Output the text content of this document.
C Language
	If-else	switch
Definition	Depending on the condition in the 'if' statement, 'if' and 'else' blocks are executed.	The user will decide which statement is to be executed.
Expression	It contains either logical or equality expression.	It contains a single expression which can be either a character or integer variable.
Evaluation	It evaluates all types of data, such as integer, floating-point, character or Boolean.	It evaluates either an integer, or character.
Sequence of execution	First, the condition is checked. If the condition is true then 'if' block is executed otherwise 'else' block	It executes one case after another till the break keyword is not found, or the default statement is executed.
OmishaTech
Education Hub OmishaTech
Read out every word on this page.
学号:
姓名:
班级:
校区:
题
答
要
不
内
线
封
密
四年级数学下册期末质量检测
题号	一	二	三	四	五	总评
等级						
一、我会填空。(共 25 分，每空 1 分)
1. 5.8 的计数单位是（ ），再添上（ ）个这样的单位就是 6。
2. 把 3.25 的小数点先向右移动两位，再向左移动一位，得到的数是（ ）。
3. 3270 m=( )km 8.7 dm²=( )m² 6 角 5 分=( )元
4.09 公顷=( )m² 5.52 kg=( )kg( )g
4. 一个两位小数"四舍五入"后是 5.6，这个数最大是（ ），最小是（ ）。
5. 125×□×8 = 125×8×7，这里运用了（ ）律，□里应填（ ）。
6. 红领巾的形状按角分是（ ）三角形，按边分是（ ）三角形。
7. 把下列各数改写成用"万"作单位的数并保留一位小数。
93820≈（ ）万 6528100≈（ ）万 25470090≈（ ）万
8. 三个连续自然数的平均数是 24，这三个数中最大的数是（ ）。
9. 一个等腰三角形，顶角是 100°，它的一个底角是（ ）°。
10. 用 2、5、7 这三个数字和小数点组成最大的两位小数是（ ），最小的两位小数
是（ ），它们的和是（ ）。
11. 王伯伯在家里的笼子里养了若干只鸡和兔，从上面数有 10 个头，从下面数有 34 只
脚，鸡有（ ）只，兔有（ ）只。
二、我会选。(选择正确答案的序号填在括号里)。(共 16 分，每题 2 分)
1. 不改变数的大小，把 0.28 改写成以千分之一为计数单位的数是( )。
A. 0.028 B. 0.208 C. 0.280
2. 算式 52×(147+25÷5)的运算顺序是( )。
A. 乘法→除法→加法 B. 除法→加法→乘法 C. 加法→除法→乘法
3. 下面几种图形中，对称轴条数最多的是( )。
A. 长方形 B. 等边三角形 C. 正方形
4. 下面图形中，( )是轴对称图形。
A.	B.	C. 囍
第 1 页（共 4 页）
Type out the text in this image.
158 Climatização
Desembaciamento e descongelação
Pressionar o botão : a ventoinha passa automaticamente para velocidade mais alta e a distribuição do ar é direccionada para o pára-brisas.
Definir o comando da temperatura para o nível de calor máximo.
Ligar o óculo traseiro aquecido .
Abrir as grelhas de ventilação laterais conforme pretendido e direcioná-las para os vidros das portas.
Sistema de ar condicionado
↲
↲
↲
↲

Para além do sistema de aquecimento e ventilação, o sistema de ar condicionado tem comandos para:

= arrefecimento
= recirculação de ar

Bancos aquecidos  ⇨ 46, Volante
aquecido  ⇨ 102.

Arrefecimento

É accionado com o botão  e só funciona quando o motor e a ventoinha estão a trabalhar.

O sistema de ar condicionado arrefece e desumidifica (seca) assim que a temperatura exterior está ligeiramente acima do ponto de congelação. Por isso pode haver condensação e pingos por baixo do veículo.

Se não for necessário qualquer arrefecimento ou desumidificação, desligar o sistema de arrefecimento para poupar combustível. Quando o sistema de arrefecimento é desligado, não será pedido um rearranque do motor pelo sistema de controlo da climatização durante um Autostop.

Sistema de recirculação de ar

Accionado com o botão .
......
#### WHAT YOU HAVE TO DO
Copy out each record exactly as given, omitting none.

#### RESULT
Output the text content of this document.
C Language
	If-else	switch
Definition	Depending on the condition in the 'if' statement, 'if' and 'else' blocks are executed.	The user will decide which statement is to be executed.
Expression	It contains either logical or equality expression.	It contains a single expression which can be either a character or integer variable.
Evaluation	It evaluates all types of data, such as integer, floating-point, character or Boolean.	It evaluates either an integer, or character.
Sequence of execution	First, the condition is checked. If the condition is true then 'if' block is executed otherwise 'else' block	It executes one case after another till the break keyword is not found, or the default statement is executed.
OmishaTech
Education Hub OmishaTech
Read out every word on this page.
学号:
姓名:
班级:
校区:
题
答
要
不
内
线
封
密
四年级数学下册期末质量检测
题号	一	二	三	四	五	总评
等级						
一、我会填空。(共 25 分，每空 1 分)
1. 5.8 的计数单位是（ ），再添上（ ）个这样的单位就是 6。
2. 把 3.25 的小数点先向右移动两位，再向左移动一位，得到的数是（ ）。
3. 3270 m=( )km 8.7 dm²=( )m² 6 角 5 分=( )元
4.09 公顷=( )m² 5.52 kg=( )kg( )g
4. 一个两位小数"四舍五入"后是 5.6，这个数最大是（ ），最小是（ ）。
5. 125×□×8 = 125×8×7，这里运用了（ ）律，□里应填（ ）。
6. 红领巾的形状按角分是（ ）三角形，按边分是（ ）三角形。
7. 把下列各数改写成用"万"作单位的数并保留一位小数。
93820≈（ ）万 6528100≈（ ）万 25470090≈（ ）万
8. 三个连续自然数的平均数是 24，这三个数中最大的数是（ ）。
9. 一个等腰三角形，顶角是 100°，它的一个底角是（ ）°。
10. 用 2、5、7 这三个数字和小数点组成最大的两位小数是（ ），最小的两位小数
是（ ），它们的和是（ ）。
11. 王伯伯在家里的笼子里养了若干只鸡和兔，从上面数有 10 个头，从下面数有 34 只
脚，鸡有（ ）只，兔有（ ）只。
二、我会选。(选择正确答案的序号填在括号里)。(共 16 分，每题 2 分)
1. 不改变数的大小，把 0.28 改写成以千分之一为计数单位的数是( )。
A. 0.028 B. 0.208 C. 0.280
2. 算式 52×(147+25÷5)的运算顺序是( )。
A. 乘法→除法→加法 B. 除法→加法→乘法 C. 加法→除法→乘法
3. 下面几种图形中，对称轴条数最多的是( )。
A. 长方形 B. 等边三角形 C. 正方形
4. 下面图形中，( )是轴对称图形。
A.	B.	C. 囍
第 1 页（共 4 页）
Type out the text in this image.
158 Climatização
Desembaciamento e descongelação
Pressionar o botão : a ventoinha passa automaticamente para velocidade mais alta e a distribuição do ar é direccionada para o pára-brisas.
Definir o comando da temperatura para o nível de calor máximo.
Ligar o óculo traseiro aquecido .
Abrir as grelhas de ventilação laterais conforme pretendido e direcioná-las para os vidros das portas.
Sistema de ar condicionado
↲
↲
↲
↲

Para além do sistema de aquecimento e ventilação, o sistema de ar condicionado tem comandos para:

= arrefecimento
= recirculação de ar

Bancos aquecidos  ⇨ 46, Volante
aquecido  ⇨ 102.

Arrefecimento

É accionado com o botão  e só funciona quando o motor e a ventoinha estão a trabalhar.

O sistema de ar condicionado arrefece e desumidifica (seca) assim que a temperatura exterior está ligeiramente acima do ponto de congelação. Por isso pode haver condensação e pingos por baixo do veículo.

Se não for necessário qualquer arrefecimento ou desumidificação, desligar o sistema de arrefecimento para poupar combustível. Quando o sistema de arrefecimento é desligado, não será pedido um rearranque do motor pelo sistema de controlo da climatização durante um Autostop.

Sistema de recirculação de ar

Accionado com o botão .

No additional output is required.